### EXERCISE REQUIREMENTS
Transcribe, character for character, the lines of the records from the line containing "tree-row[interactable]: ⌄ IfcWall" up to and including the line containing "3d-viewport[interactable]: Z Y".

=== DATA PROVIDED ===

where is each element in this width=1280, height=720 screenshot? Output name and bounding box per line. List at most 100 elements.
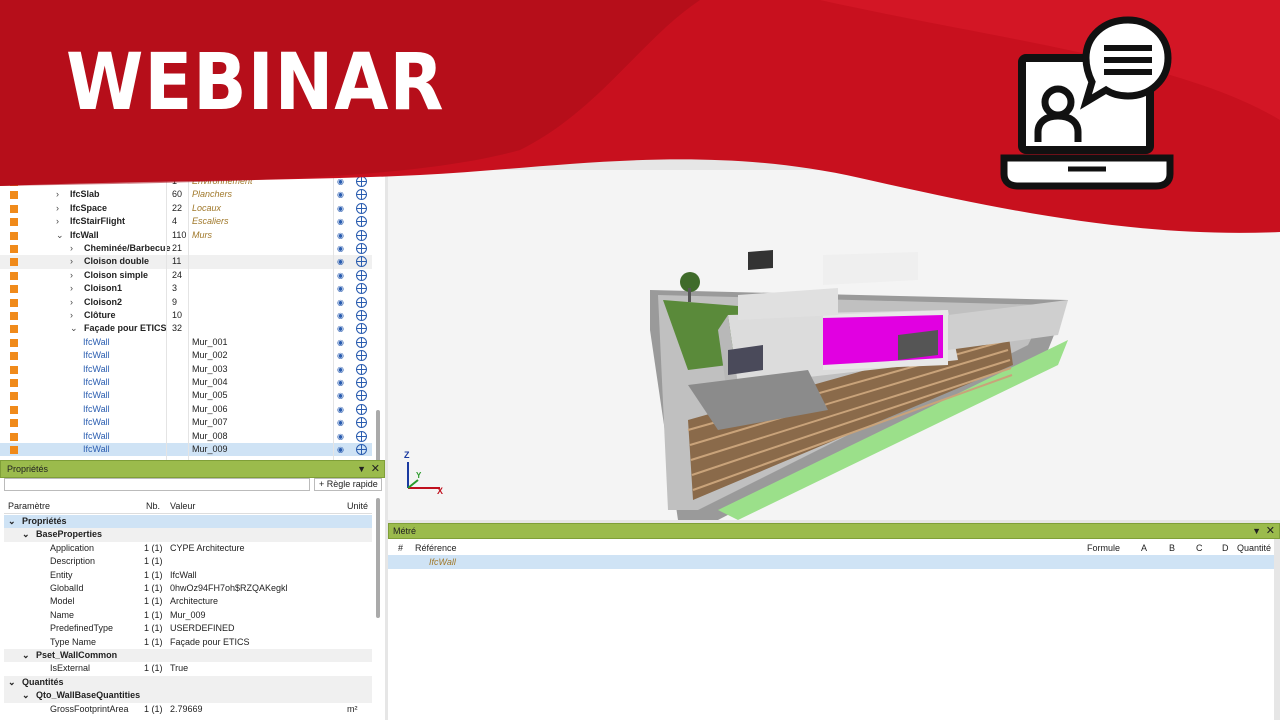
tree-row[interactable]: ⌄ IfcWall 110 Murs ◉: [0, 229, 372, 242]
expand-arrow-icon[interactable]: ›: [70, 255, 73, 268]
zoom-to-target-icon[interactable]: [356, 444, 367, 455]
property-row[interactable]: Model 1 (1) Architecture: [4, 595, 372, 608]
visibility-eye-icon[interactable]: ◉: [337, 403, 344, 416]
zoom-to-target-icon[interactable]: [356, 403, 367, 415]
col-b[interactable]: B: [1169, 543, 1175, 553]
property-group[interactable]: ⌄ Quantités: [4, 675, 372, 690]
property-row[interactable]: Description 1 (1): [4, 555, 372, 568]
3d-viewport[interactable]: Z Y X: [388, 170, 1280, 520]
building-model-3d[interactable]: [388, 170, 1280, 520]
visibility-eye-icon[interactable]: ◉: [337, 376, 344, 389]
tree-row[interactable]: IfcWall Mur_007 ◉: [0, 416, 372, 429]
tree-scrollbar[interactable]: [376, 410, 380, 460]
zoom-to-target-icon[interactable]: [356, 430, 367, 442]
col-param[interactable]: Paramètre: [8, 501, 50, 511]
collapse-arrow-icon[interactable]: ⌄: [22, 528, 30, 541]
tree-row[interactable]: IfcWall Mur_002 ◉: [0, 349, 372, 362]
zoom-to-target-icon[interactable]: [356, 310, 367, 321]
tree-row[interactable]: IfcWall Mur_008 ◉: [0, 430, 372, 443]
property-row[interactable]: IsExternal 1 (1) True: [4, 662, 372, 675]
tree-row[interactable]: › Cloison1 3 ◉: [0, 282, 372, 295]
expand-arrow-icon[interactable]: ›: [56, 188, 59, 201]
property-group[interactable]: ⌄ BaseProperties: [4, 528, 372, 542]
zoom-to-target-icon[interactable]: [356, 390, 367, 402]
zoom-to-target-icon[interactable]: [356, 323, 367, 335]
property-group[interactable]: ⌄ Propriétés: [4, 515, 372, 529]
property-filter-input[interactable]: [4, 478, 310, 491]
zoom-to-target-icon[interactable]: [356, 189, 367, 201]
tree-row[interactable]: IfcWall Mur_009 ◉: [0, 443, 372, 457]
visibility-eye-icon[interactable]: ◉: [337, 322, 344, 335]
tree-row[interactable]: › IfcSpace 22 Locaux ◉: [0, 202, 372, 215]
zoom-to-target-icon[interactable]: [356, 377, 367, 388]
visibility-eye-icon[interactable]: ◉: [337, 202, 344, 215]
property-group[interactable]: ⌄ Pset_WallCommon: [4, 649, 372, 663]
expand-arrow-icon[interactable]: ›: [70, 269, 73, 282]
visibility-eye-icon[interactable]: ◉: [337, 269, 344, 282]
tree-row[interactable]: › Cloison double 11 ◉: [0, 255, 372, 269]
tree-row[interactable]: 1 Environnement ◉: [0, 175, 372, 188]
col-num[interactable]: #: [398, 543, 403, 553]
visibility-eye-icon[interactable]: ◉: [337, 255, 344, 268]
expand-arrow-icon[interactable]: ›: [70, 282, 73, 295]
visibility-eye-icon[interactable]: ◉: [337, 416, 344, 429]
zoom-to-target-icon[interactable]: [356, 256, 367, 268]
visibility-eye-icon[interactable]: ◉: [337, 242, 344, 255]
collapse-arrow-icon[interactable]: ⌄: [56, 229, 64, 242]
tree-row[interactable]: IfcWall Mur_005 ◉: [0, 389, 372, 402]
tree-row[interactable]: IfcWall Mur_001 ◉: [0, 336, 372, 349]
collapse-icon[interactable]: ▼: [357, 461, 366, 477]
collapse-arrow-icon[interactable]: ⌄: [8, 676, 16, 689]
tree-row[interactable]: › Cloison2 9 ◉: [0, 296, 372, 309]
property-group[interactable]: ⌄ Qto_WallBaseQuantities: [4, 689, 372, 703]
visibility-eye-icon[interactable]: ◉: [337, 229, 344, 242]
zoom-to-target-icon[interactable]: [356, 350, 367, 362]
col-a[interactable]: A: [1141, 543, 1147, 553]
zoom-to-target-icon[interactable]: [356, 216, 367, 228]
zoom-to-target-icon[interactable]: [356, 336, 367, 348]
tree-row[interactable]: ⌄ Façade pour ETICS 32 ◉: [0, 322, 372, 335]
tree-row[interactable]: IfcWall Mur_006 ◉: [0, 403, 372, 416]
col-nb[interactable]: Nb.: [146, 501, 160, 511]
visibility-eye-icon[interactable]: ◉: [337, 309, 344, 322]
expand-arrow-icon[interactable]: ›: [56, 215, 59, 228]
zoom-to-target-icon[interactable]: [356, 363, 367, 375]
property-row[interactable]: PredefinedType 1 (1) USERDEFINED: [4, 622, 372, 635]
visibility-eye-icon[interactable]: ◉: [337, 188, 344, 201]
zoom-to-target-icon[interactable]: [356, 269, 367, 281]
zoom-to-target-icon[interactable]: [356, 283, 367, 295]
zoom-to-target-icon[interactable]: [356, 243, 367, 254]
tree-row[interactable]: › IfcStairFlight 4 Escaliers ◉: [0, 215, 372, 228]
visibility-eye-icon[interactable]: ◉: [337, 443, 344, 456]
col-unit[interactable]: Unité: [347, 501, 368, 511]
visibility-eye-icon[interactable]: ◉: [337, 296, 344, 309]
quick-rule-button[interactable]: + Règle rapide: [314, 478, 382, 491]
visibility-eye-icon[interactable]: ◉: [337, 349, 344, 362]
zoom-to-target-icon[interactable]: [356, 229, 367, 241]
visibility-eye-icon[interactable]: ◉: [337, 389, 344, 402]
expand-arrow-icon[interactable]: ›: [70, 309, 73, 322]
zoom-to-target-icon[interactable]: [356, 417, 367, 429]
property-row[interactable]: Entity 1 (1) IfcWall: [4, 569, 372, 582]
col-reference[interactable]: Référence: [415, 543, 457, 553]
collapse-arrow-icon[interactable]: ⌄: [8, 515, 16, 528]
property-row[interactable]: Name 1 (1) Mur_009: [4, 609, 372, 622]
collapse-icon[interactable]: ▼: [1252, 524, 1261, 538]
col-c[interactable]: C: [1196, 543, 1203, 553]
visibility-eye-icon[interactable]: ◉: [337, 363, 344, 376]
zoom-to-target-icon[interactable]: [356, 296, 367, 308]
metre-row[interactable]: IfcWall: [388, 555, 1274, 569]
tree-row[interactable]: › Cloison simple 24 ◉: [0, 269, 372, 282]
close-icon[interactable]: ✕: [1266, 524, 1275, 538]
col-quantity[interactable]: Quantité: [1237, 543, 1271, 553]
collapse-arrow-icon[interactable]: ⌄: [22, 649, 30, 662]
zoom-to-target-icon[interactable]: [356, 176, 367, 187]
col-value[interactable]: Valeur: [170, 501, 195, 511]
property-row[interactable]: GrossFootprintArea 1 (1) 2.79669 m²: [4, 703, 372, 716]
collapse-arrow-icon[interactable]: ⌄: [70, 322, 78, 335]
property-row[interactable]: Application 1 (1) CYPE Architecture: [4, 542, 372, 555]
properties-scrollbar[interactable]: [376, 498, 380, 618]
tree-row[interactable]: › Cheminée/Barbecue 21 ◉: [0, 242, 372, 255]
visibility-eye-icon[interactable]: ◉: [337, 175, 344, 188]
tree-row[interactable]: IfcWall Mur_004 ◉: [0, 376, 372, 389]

===

### RESULT FOR THIS TASK
tree-row[interactable]: ⌄ IfcWall 110 Murs ◉: [0, 229, 372, 242]
expand-arrow-icon[interactable]: ›: [70, 255, 73, 268]
zoom-to-target-icon[interactable]: [356, 444, 367, 455]
property-row[interactable]: Model 1 (1) Architecture: [4, 595, 372, 608]
visibility-eye-icon[interactable]: ◉: [337, 403, 344, 416]
zoom-to-target-icon[interactable]: [356, 403, 367, 415]
col-b[interactable]: B: [1169, 543, 1175, 553]
property-group[interactable]: ⌄ Quantités: [4, 675, 372, 690]
property-row[interactable]: Description 1 (1): [4, 555, 372, 568]
3d-viewport[interactable]: Z Y X: [388, 170, 1280, 520]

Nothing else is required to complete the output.